_Task data:_
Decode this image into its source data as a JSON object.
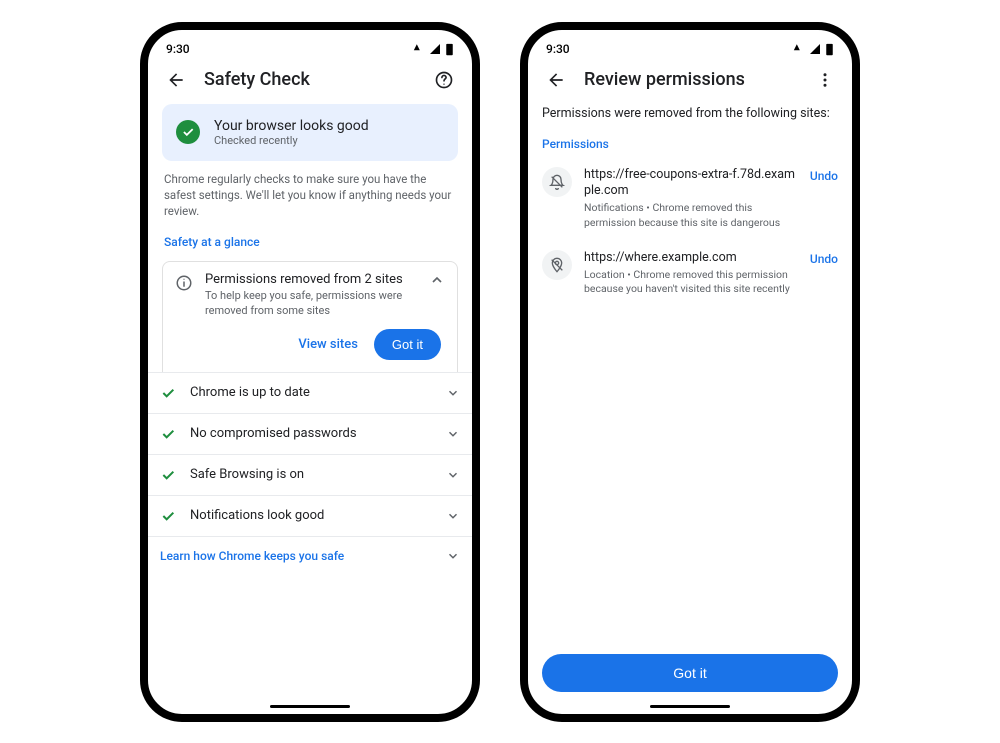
{
  "statusbar": {
    "time": "9:30"
  },
  "left": {
    "title": "Safety Check",
    "status": {
      "title": "Your browser looks good",
      "sub": "Checked recently"
    },
    "description": "Chrome regularly checks to make sure you have the safest settings. We'll let you know if anything needs your review.",
    "glance_link": "Safety at a glance",
    "perm_card": {
      "title": "Permissions removed from 2 sites",
      "sub": "To help keep you safe, permissions were removed from some sites",
      "view_sites": "View sites",
      "got_it": "Got it"
    },
    "items": [
      "Chrome is up to date",
      "No compromised passwords",
      "Safe Browsing is on",
      "Notifications look good"
    ],
    "learn_more": "Learn how Chrome keeps you safe"
  },
  "right": {
    "title": "Review permissions",
    "description": "Permissions were removed from the following sites:",
    "section_label": "Permissions",
    "sites": [
      {
        "url": "https://free-coupons-extra-f.78d.example.com",
        "sub": "Notifications • Chrome removed this permission because this site is dangerous",
        "undo": "Undo"
      },
      {
        "url": "https://where.example.com",
        "sub": "Location • Chrome removed this permission because you haven't visited this site recently",
        "undo": "Undo"
      }
    ],
    "got_it": "Got it"
  }
}
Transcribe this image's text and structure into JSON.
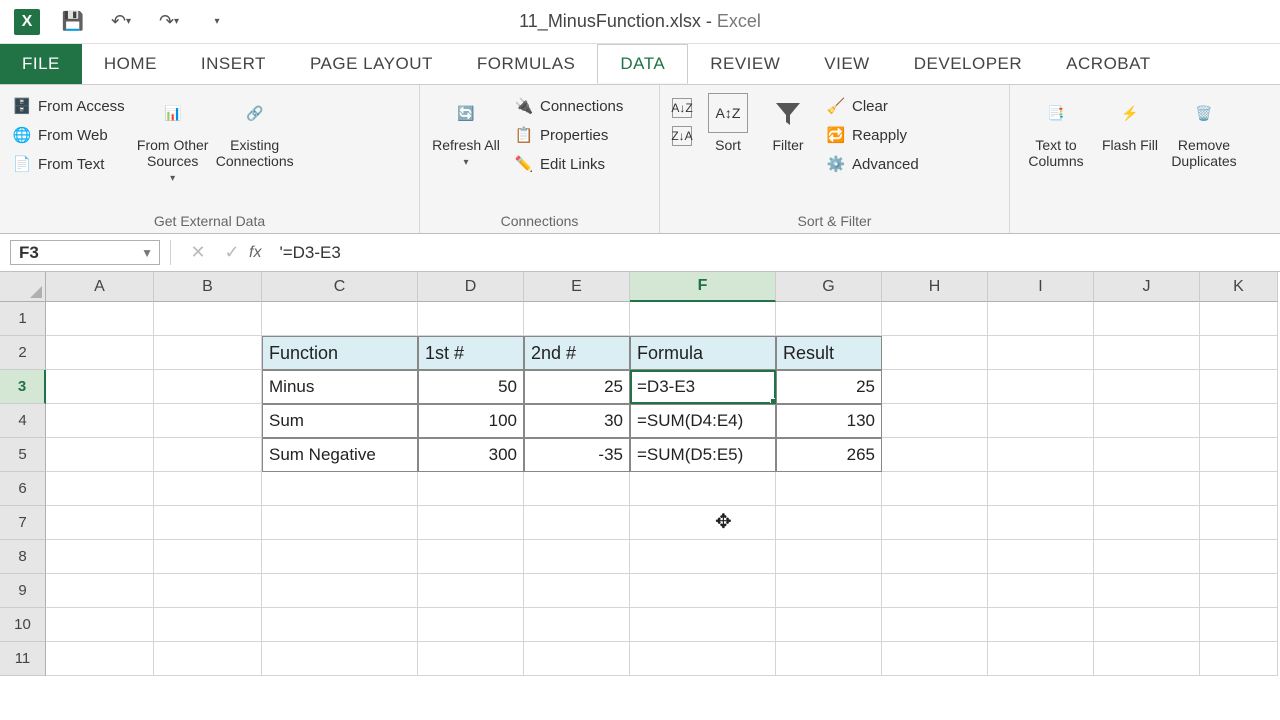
{
  "title": {
    "filename": "11_MinusFunction.xlsx",
    "app": "Excel"
  },
  "qat": {
    "save": "💾",
    "undo": "↶",
    "redo": "↷",
    "custom": "▾"
  },
  "tabs": {
    "file": "FILE",
    "home": "HOME",
    "insert": "INSERT",
    "page_layout": "PAGE LAYOUT",
    "formulas": "FORMULAS",
    "data": "DATA",
    "review": "REVIEW",
    "view": "VIEW",
    "developer": "DEVELOPER",
    "acrobat": "ACROBAT"
  },
  "ribbon": {
    "get_external": {
      "label": "Get External Data",
      "access": "From Access",
      "web": "From Web",
      "text": "From Text",
      "other": "From Other Sources",
      "existing": "Existing Connections"
    },
    "connections": {
      "label": "Connections",
      "refresh": "Refresh All",
      "conn": "Connections",
      "prop": "Properties",
      "edit": "Edit Links"
    },
    "sort_filter": {
      "label": "Sort & Filter",
      "sort": "Sort",
      "filter": "Filter",
      "clear": "Clear",
      "reapply": "Reapply",
      "advanced": "Advanced"
    },
    "data_tools": {
      "label": "",
      "ttc": "Text to Columns",
      "flash": "Flash Fill",
      "remove": "Remove Duplicates"
    }
  },
  "formula_bar": {
    "name_box": "F3",
    "formula": "'=D3-E3"
  },
  "columns": [
    "A",
    "B",
    "C",
    "D",
    "E",
    "F",
    "G",
    "H",
    "I",
    "J",
    "K"
  ],
  "row_numbers": [
    "1",
    "2",
    "3",
    "4",
    "5",
    "6",
    "7",
    "8",
    "9",
    "10",
    "11"
  ],
  "table": {
    "headers": {
      "c": "Function",
      "d": "1st #",
      "e": "2nd #",
      "f": "Formula",
      "g": "Result"
    },
    "r3": {
      "c": "Minus",
      "d": "50",
      "e": "25",
      "f": "=D3-E3",
      "g": "25"
    },
    "r4": {
      "c": "Sum",
      "d": "100",
      "e": "30",
      "f": "=SUM(D4:E4)",
      "g": "130"
    },
    "r5": {
      "c": "Sum Negative",
      "d": "300",
      "e": "-35",
      "f": "=SUM(D5:E5)",
      "g": "265"
    }
  }
}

_Work instructions:_ Exactly reproduce the entries above, minus the pictures.

_Solution for this exercise:_
Decode this image into its source data as a JSON object.
{
  "statusbar": {
    "time": "9:30"
  },
  "left": {
    "title": "Safety Check",
    "status": {
      "title": "Your browser looks good",
      "sub": "Checked recently"
    },
    "description": "Chrome regularly checks to make sure you have the safest settings. We'll let you know if anything needs your review.",
    "glance_link": "Safety at a glance",
    "perm_card": {
      "title": "Permissions removed from 2 sites",
      "sub": "To help keep you safe, permissions were removed from some sites",
      "view_sites": "View sites",
      "got_it": "Got it"
    },
    "items": [
      "Chrome is up to date",
      "No compromised passwords",
      "Safe Browsing is on",
      "Notifications look good"
    ],
    "learn_more": "Learn how Chrome keeps you safe"
  },
  "right": {
    "title": "Review permissions",
    "description": "Permissions were removed from the following sites:",
    "section_label": "Permissions",
    "sites": [
      {
        "url": "https://free-coupons-extra-f.78d.example.com",
        "sub": "Notifications • Chrome removed this permission because this site is dangerous",
        "undo": "Undo"
      },
      {
        "url": "https://where.example.com",
        "sub": "Location • Chrome removed this permission because you haven't visited this site recently",
        "undo": "Undo"
      }
    ],
    "got_it": "Got it"
  }
}
Transcribe this image's text and structure into JSON.
{
  "title": {
    "filename": "11_MinusFunction.xlsx",
    "app": "Excel"
  },
  "qat": {
    "save": "💾",
    "undo": "↶",
    "redo": "↷",
    "custom": "▾"
  },
  "tabs": {
    "file": "FILE",
    "home": "HOME",
    "insert": "INSERT",
    "page_layout": "PAGE LAYOUT",
    "formulas": "FORMULAS",
    "data": "DATA",
    "review": "REVIEW",
    "view": "VIEW",
    "developer": "DEVELOPER",
    "acrobat": "ACROBAT"
  },
  "ribbon": {
    "get_external": {
      "label": "Get External Data",
      "access": "From Access",
      "web": "From Web",
      "text": "From Text",
      "other": "From Other Sources",
      "existing": "Existing Connections"
    },
    "connections": {
      "label": "Connections",
      "refresh": "Refresh All",
      "conn": "Connections",
      "prop": "Properties",
      "edit": "Edit Links"
    },
    "sort_filter": {
      "label": "Sort & Filter",
      "sort": "Sort",
      "filter": "Filter",
      "clear": "Clear",
      "reapply": "Reapply",
      "advanced": "Advanced"
    },
    "data_tools": {
      "label": "",
      "ttc": "Text to Columns",
      "flash": "Flash Fill",
      "remove": "Remove Duplicates"
    }
  },
  "formula_bar": {
    "name_box": "F3",
    "formula": "'=D3-E3"
  },
  "columns": [
    "A",
    "B",
    "C",
    "D",
    "E",
    "F",
    "G",
    "H",
    "I",
    "J",
    "K"
  ],
  "row_numbers": [
    "1",
    "2",
    "3",
    "4",
    "5",
    "6",
    "7",
    "8",
    "9",
    "10",
    "11"
  ],
  "table": {
    "headers": {
      "c": "Function",
      "d": "1st #",
      "e": "2nd #",
      "f": "Formula",
      "g": "Result"
    },
    "r3": {
      "c": "Minus",
      "d": "50",
      "e": "25",
      "f": "=D3-E3",
      "g": "25"
    },
    "r4": {
      "c": "Sum",
      "d": "100",
      "e": "30",
      "f": "=SUM(D4:E4)",
      "g": "130"
    },
    "r5": {
      "c": "Sum Negative",
      "d": "300",
      "e": "-35",
      "f": "=SUM(D5:E5)",
      "g": "265"
    }
  }
}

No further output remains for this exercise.